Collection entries
►
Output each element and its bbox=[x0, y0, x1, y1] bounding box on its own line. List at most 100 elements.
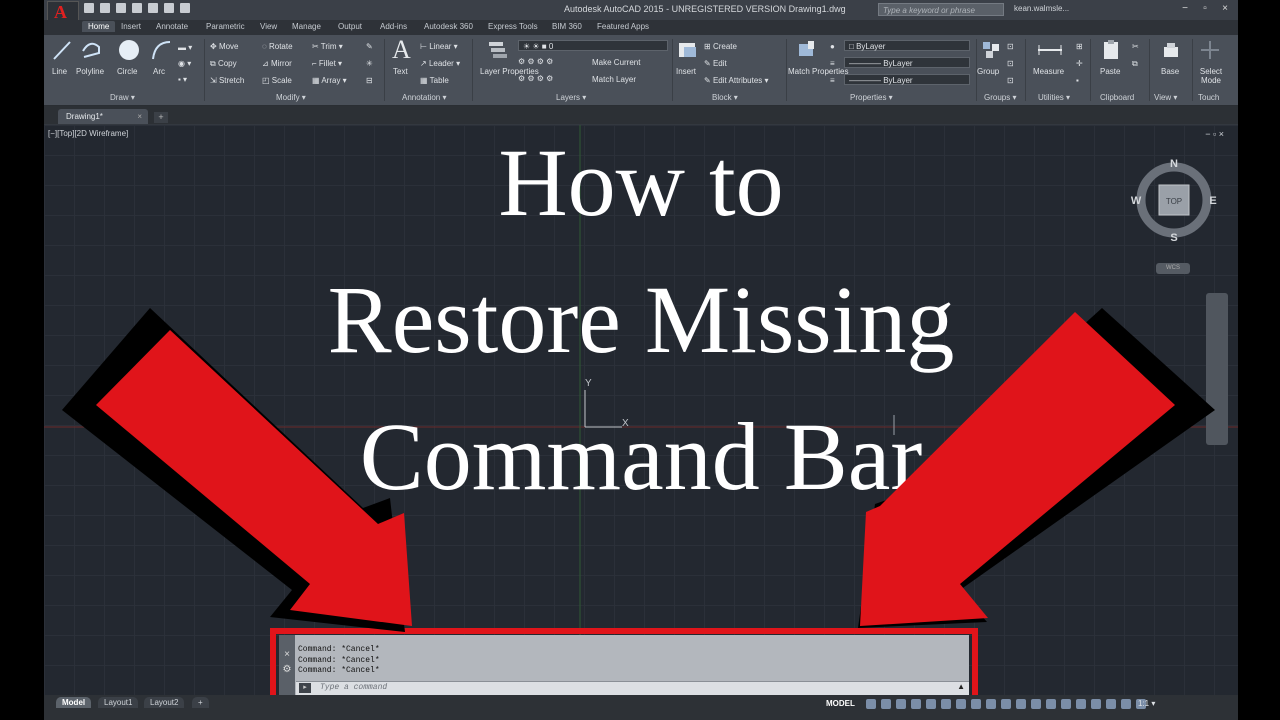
lineweight-toggle-icon[interactable] bbox=[956, 699, 966, 709]
lineweight-dropdown[interactable]: ———— ByLayer bbox=[844, 57, 970, 68]
rectangle-icon[interactable]: ▬ ▾ bbox=[178, 43, 192, 52]
insert-button[interactable]: Insert bbox=[676, 67, 696, 76]
quick-properties-icon[interactable] bbox=[1076, 699, 1086, 709]
draw-more-icon[interactable]: ▪ ▾ bbox=[178, 75, 187, 84]
trim-button[interactable]: ✂ Trim ▾ bbox=[312, 42, 343, 51]
panel-clipboard[interactable]: Clipboard bbox=[1100, 93, 1134, 102]
selection-cycling-icon[interactable] bbox=[986, 699, 996, 709]
hatch-icon[interactable]: ◉ ▾ bbox=[178, 59, 191, 68]
text-button[interactable]: Text bbox=[393, 67, 408, 76]
paste-button[interactable]: Paste bbox=[1100, 67, 1120, 76]
snap-icon[interactable] bbox=[881, 699, 891, 709]
annotation-monitor-icon[interactable] bbox=[1046, 699, 1056, 709]
annotation-visibility-icon[interactable] bbox=[1001, 699, 1011, 709]
line-icon[interactable] bbox=[52, 39, 72, 61]
panel-properties[interactable]: Properties ▾ bbox=[850, 93, 893, 102]
rotate-button[interactable]: ◌ Rotate bbox=[262, 42, 293, 51]
osnap-icon[interactable] bbox=[926, 699, 936, 709]
group-button[interactable]: Group bbox=[977, 67, 999, 76]
select-mode-button[interactable]: Select Mode bbox=[1196, 67, 1226, 85]
tab-autodesk-360[interactable]: Autodesk 360 bbox=[424, 22, 473, 31]
tab-insert[interactable]: Insert bbox=[121, 22, 141, 31]
hardware-acceleration-icon[interactable] bbox=[1106, 699, 1116, 709]
panel-draw[interactable]: Draw ▾ bbox=[110, 93, 135, 102]
linear-button[interactable]: ⊢ Linear ▾ bbox=[420, 42, 458, 51]
base-button[interactable]: Base bbox=[1161, 67, 1179, 76]
stretch-button[interactable]: ⇲ Stretch bbox=[210, 76, 244, 85]
linetype-dropdown[interactable]: ———— ByLayer bbox=[844, 74, 970, 85]
panel-groups[interactable]: Groups ▾ bbox=[984, 93, 1016, 102]
match-properties-button[interactable]: Match Properties bbox=[788, 67, 848, 76]
save-as-icon[interactable] bbox=[132, 3, 142, 13]
tab-express-tools[interactable]: Express Tools bbox=[488, 22, 538, 31]
tab-add-ins[interactable]: Add-ins bbox=[380, 22, 407, 31]
move-button[interactable]: ✥ Move bbox=[210, 42, 239, 51]
ortho-icon[interactable] bbox=[896, 699, 906, 709]
fillet-button[interactable]: ⌐ Fillet ▾ bbox=[312, 59, 342, 68]
compass-north[interactable]: N bbox=[1170, 158, 1178, 170]
otrack-icon[interactable] bbox=[941, 699, 951, 709]
tab-output[interactable]: Output bbox=[338, 22, 362, 31]
tab-featured-apps[interactable]: Featured Apps bbox=[597, 22, 649, 31]
redo-icon[interactable] bbox=[180, 3, 190, 13]
close-tab-icon[interactable]: × bbox=[137, 109, 142, 124]
leader-button[interactable]: ↗ Leader ▾ bbox=[420, 59, 460, 68]
color-icon[interactable]: ● bbox=[830, 42, 835, 51]
select-mode-icon[interactable] bbox=[1199, 39, 1221, 61]
panel-utilities[interactable]: Utilities ▾ bbox=[1038, 93, 1070, 102]
panel-modify[interactable]: Modify ▾ bbox=[276, 93, 306, 102]
maximize-icon[interactable]: ▫ bbox=[1196, 2, 1214, 16]
tab-home[interactable]: Home bbox=[82, 21, 116, 32]
copy-button[interactable]: ⧉ Copy bbox=[210, 59, 237, 69]
ungroup-icon[interactable]: ⊡ bbox=[1007, 42, 1014, 51]
offset-icon[interactable]: ⊟ bbox=[366, 76, 373, 85]
circle-icon[interactable] bbox=[117, 38, 141, 62]
grid-icon[interactable] bbox=[866, 699, 876, 709]
group-icon[interactable] bbox=[980, 39, 1002, 61]
tab-annotate[interactable]: Annotate bbox=[156, 22, 188, 31]
color-dropdown[interactable]: □ ByLayer bbox=[844, 40, 970, 51]
panel-layers[interactable]: Layers ▾ bbox=[556, 93, 586, 102]
panel-view[interactable]: View ▾ bbox=[1154, 93, 1177, 102]
line-button[interactable]: Line bbox=[52, 67, 67, 76]
explode-icon[interactable]: ✳ bbox=[366, 59, 373, 68]
group-select-icon[interactable]: ⊡ bbox=[1007, 76, 1014, 85]
isolate-objects-icon[interactable] bbox=[1091, 699, 1101, 709]
panel-touch[interactable]: Touch bbox=[1198, 93, 1219, 102]
clean-screen-icon[interactable] bbox=[1121, 699, 1131, 709]
viewcube[interactable]: TOP N S E W bbox=[1131, 157, 1217, 243]
paste-icon[interactable] bbox=[1100, 39, 1122, 61]
layer-tools-row2[interactable]: ⚙ ⚙ ⚙ ⚙ bbox=[518, 74, 553, 83]
make-current-button[interactable]: Make Current bbox=[592, 58, 640, 67]
compass-east[interactable]: E bbox=[1209, 195, 1216, 207]
layout-tab-layout1[interactable]: Layout1 bbox=[98, 697, 139, 708]
mirror-button[interactable]: ⊿ Mirror bbox=[262, 59, 292, 68]
tab-view[interactable]: View bbox=[260, 22, 277, 31]
layer-properties-icon[interactable] bbox=[486, 39, 508, 61]
create-block-button[interactable]: ⊞ Create bbox=[704, 42, 737, 51]
tab-parametric[interactable]: Parametric bbox=[206, 22, 245, 31]
cut-icon[interactable]: ✂ bbox=[1132, 42, 1139, 51]
text-icon[interactable]: A bbox=[392, 35, 411, 65]
base-view-icon[interactable] bbox=[1162, 41, 1180, 59]
layout-tab-layout2[interactable]: Layout2 bbox=[144, 697, 185, 708]
panel-annotation[interactable]: Annotation ▾ bbox=[402, 93, 447, 102]
array-button[interactable]: ▦ Array ▾ bbox=[312, 76, 347, 85]
layout-tab-model[interactable]: Model bbox=[56, 697, 92, 708]
compass-south[interactable]: S bbox=[1170, 232, 1177, 243]
polyline-button[interactable]: Polyline bbox=[76, 67, 104, 76]
close-icon[interactable]: × bbox=[1216, 2, 1234, 16]
units-icon[interactable] bbox=[1061, 699, 1071, 709]
scale-button[interactable]: ◰ Scale bbox=[262, 76, 292, 85]
annotation-scale[interactable]: 1:1 ▾ bbox=[1138, 699, 1155, 708]
edit-attributes-button[interactable]: ✎ Edit Attributes ▾ bbox=[704, 76, 769, 85]
linetype-icon[interactable]: ≡ bbox=[830, 59, 835, 68]
open-icon[interactable] bbox=[100, 3, 110, 13]
tab-manage[interactable]: Manage bbox=[292, 22, 321, 31]
search-input[interactable]: Type a keyword or phrase bbox=[878, 3, 1004, 16]
match-layer-button[interactable]: Match Layer bbox=[592, 75, 636, 84]
tab-bim-360[interactable]: BIM 360 bbox=[552, 22, 582, 31]
undo-icon[interactable] bbox=[164, 3, 174, 13]
copy-clip-icon[interactable]: ⧉ bbox=[1132, 59, 1138, 69]
panel-block[interactable]: Block ▾ bbox=[712, 93, 738, 102]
◄
Exercise directions: List every line of the material above that contains the string "Output".

Expected answer:
Output each element and its bbox=[x0, y0, x1, y1] bounding box on its own line. List at most 100 elements.
tab-output[interactable]: Output bbox=[338, 22, 362, 31]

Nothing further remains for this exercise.